**WHAT YOU ARE ASKED TO DO**
Output solely the number of lines containing the string "title".
===
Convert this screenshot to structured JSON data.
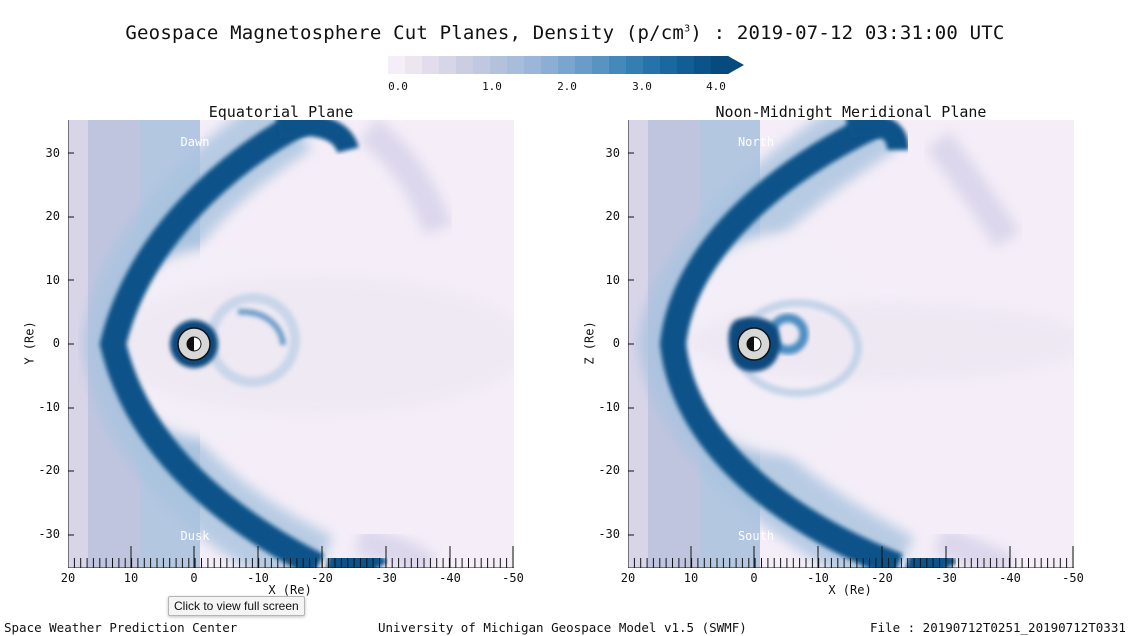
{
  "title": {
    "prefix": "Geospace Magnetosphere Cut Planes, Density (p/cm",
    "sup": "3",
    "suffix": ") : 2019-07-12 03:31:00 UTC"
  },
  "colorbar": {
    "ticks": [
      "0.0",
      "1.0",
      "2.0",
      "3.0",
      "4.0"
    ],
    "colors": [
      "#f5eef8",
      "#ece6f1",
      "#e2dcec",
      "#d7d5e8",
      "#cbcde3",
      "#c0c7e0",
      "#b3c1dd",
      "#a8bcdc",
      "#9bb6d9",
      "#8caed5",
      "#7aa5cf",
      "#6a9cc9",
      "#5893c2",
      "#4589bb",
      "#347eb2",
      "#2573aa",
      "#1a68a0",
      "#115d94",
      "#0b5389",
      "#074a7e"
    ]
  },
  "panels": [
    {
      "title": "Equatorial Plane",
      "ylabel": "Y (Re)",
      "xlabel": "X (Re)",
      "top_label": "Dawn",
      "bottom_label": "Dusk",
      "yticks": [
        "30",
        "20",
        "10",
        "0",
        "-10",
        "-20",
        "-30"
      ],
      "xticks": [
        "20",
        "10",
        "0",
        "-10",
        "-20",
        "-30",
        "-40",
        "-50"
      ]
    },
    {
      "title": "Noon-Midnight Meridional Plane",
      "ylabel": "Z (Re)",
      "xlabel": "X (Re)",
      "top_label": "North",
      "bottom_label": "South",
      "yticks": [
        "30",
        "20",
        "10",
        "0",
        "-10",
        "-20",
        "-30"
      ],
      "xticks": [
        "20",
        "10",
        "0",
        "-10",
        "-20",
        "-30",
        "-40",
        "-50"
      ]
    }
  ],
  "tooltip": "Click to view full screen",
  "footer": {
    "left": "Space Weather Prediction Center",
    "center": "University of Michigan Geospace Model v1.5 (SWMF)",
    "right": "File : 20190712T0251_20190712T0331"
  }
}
===
**IN RESPONSE**
3